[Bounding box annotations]
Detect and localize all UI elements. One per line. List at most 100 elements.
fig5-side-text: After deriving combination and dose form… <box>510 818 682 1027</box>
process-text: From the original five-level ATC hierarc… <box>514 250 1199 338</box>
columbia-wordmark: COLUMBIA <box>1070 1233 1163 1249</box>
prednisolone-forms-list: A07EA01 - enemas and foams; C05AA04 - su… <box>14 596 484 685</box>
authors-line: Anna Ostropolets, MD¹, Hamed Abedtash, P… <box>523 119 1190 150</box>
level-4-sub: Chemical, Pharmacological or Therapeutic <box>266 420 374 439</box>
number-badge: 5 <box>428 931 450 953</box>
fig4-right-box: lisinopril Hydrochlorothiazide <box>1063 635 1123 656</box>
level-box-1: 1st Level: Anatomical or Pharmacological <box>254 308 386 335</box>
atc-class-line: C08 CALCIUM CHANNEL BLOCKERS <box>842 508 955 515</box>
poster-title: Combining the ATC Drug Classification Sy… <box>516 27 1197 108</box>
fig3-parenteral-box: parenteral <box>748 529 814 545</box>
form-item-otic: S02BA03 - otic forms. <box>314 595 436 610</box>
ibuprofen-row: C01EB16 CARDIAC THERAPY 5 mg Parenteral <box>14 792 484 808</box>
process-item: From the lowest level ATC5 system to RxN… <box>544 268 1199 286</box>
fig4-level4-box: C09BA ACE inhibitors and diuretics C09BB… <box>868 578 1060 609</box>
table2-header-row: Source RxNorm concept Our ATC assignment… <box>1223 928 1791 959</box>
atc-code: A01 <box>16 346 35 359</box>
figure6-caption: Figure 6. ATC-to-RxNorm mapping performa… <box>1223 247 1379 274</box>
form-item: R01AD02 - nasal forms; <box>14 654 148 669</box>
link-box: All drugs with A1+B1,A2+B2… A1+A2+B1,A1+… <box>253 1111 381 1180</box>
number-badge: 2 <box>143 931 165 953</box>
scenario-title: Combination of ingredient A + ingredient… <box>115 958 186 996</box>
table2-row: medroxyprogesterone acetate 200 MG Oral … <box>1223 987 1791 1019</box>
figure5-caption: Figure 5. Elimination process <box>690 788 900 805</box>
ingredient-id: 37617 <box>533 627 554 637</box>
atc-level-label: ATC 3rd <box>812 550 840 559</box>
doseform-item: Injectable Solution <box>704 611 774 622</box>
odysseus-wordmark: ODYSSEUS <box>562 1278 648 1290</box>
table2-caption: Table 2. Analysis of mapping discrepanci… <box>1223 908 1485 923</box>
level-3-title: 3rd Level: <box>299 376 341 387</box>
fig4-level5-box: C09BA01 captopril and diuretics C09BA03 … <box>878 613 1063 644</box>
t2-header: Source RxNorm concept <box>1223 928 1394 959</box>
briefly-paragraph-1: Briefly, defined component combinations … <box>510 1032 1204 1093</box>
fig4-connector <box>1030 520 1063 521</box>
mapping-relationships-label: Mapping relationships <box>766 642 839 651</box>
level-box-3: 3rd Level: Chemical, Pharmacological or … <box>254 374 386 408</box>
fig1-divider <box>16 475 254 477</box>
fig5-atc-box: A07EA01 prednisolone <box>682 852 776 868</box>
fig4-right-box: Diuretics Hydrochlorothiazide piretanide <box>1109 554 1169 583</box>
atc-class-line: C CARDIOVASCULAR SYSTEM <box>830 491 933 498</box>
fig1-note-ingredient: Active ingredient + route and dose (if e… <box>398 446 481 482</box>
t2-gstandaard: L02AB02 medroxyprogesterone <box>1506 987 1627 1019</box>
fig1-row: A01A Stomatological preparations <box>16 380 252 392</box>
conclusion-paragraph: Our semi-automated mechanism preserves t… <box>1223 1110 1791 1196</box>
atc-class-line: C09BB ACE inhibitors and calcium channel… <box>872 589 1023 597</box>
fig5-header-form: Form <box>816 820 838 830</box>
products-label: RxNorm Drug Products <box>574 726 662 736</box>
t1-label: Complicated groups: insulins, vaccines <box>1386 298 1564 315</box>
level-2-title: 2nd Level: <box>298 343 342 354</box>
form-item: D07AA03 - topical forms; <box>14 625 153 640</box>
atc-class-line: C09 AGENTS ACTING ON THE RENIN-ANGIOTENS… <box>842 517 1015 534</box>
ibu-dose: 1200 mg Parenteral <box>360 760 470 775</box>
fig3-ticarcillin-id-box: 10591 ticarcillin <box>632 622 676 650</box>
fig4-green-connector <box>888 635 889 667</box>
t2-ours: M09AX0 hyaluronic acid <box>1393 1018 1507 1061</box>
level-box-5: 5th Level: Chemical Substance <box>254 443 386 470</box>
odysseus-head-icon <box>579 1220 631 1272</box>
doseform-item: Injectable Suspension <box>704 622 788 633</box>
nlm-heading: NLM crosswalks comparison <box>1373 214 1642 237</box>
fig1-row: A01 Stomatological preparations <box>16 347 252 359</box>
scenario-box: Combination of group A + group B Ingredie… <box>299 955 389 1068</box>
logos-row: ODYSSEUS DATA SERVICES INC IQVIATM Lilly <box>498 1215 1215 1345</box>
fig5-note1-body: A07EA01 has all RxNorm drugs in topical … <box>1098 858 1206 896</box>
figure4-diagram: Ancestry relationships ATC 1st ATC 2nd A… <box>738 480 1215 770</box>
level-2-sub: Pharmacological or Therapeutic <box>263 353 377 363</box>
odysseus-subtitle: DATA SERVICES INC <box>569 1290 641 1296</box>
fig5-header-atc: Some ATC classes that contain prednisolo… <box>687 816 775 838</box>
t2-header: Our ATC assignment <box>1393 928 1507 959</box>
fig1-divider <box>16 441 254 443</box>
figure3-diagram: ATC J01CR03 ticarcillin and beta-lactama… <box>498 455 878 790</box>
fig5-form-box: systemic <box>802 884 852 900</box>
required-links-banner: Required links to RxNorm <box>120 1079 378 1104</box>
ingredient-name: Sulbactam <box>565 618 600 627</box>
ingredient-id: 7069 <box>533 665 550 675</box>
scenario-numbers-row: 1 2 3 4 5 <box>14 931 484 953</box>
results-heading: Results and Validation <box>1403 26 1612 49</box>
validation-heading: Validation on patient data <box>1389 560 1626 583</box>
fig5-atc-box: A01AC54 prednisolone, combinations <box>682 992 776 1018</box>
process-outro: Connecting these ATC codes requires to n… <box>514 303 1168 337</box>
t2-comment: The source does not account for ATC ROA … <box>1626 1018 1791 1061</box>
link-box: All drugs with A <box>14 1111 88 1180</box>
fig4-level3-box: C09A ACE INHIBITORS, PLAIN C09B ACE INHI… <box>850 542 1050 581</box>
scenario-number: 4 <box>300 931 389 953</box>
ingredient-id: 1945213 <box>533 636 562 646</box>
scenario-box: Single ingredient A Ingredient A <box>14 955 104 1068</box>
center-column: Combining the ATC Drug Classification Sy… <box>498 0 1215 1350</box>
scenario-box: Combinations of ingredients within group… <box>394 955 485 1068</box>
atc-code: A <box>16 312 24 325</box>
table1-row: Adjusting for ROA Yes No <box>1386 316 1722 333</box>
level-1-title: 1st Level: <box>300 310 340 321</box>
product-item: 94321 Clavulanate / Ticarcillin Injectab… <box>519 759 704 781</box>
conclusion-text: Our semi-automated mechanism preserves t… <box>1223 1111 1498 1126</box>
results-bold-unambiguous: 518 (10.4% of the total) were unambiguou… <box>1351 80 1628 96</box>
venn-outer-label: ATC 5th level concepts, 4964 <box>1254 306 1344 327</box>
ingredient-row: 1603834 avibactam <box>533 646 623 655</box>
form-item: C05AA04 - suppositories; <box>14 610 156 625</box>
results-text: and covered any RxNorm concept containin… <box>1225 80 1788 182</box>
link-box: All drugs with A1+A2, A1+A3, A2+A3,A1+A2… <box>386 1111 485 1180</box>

*REQUEST*:
Identify every line in the listing above that contains the string "preserves". Case counts, so copy only lines where it appears with that same capitalization.

*RESPONSE BELOW*:
conclusion-paragraph: Our semi-automated mechanism preserves t… <box>1223 1110 1791 1196</box>
conclusion-text: Our semi-automated mechanism preserves t… <box>1223 1111 1498 1126</box>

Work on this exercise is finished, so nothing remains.